Check each line of the records below and collect those holding "patterns".

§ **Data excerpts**
........
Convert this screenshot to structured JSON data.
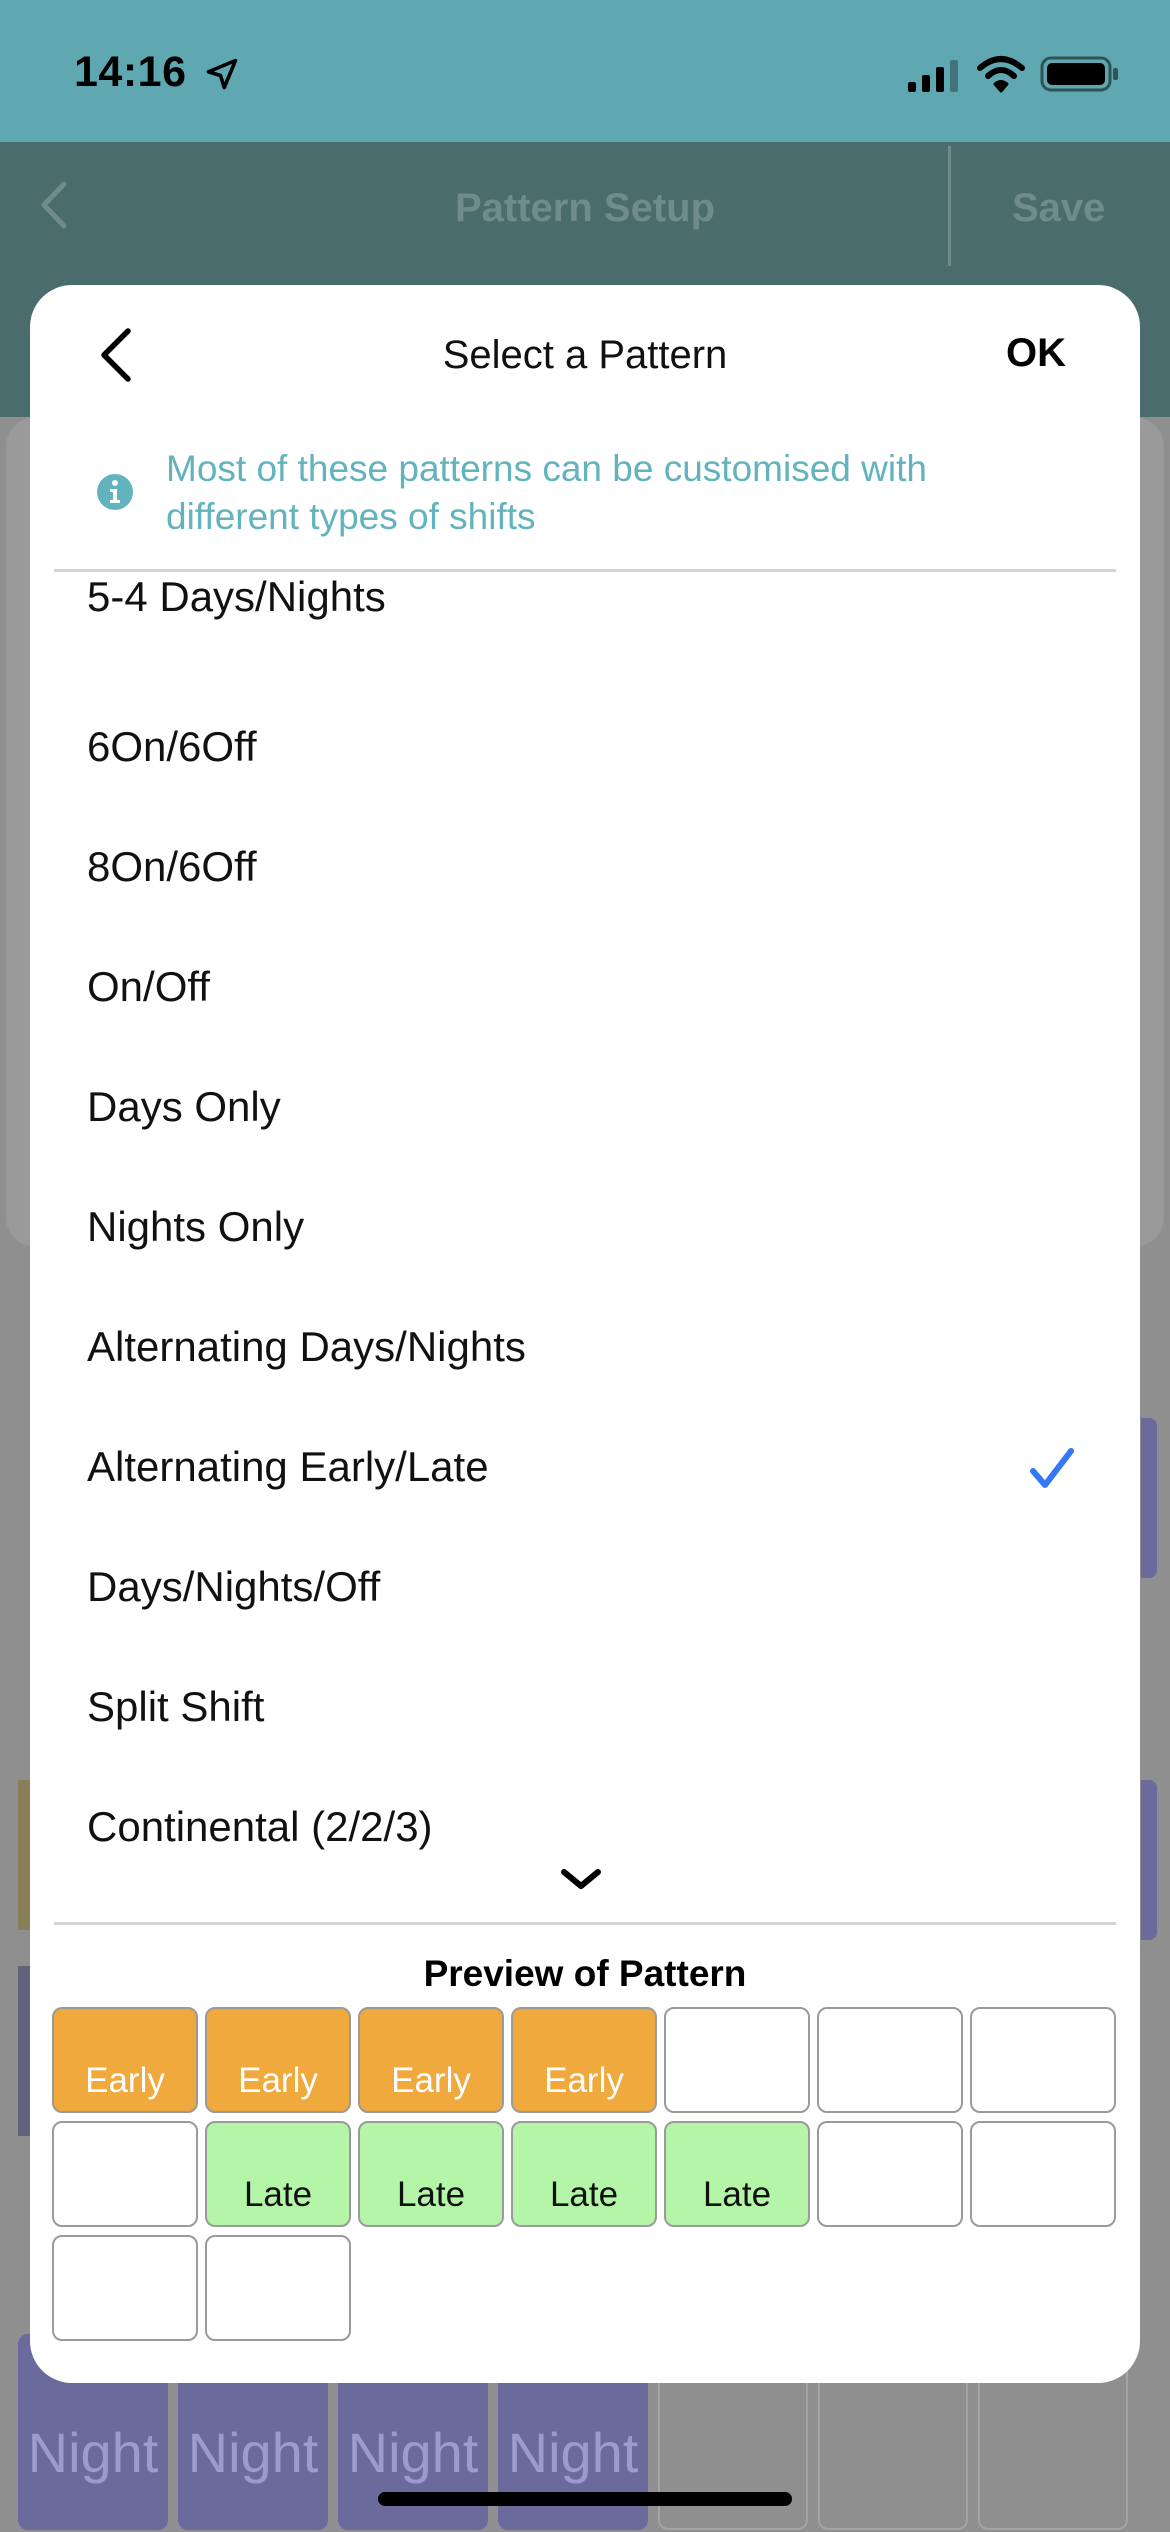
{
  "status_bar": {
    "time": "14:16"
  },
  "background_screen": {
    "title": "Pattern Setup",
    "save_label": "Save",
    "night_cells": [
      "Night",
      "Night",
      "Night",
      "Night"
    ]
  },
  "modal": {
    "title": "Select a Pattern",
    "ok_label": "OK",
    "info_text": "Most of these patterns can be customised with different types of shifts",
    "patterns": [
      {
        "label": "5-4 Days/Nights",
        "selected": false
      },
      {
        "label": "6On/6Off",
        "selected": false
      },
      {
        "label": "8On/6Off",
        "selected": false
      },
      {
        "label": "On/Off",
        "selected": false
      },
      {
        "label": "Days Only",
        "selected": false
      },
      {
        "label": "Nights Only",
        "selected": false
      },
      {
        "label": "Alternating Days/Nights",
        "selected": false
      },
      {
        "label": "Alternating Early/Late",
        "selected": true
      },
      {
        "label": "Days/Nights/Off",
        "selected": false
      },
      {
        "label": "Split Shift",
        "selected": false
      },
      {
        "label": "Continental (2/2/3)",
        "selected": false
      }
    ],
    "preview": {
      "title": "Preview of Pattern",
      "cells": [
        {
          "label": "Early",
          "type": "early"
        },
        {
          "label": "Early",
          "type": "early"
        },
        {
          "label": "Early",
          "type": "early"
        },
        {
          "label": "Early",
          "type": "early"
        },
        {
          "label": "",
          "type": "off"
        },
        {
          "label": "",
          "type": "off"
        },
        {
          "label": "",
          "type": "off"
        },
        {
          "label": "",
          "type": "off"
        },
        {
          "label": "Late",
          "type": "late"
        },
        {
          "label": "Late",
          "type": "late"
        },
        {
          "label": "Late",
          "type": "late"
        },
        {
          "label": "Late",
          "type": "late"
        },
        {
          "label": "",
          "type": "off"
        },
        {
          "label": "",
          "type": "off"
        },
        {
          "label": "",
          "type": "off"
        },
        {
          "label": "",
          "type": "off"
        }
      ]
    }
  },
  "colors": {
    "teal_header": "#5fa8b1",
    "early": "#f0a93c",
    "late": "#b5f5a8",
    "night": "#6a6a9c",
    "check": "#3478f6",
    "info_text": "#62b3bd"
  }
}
........
§ **ANSWER TO THIS TASK**
    "info_text": "Most of these patterns can be customised with different types of shifts",
    "patterns": [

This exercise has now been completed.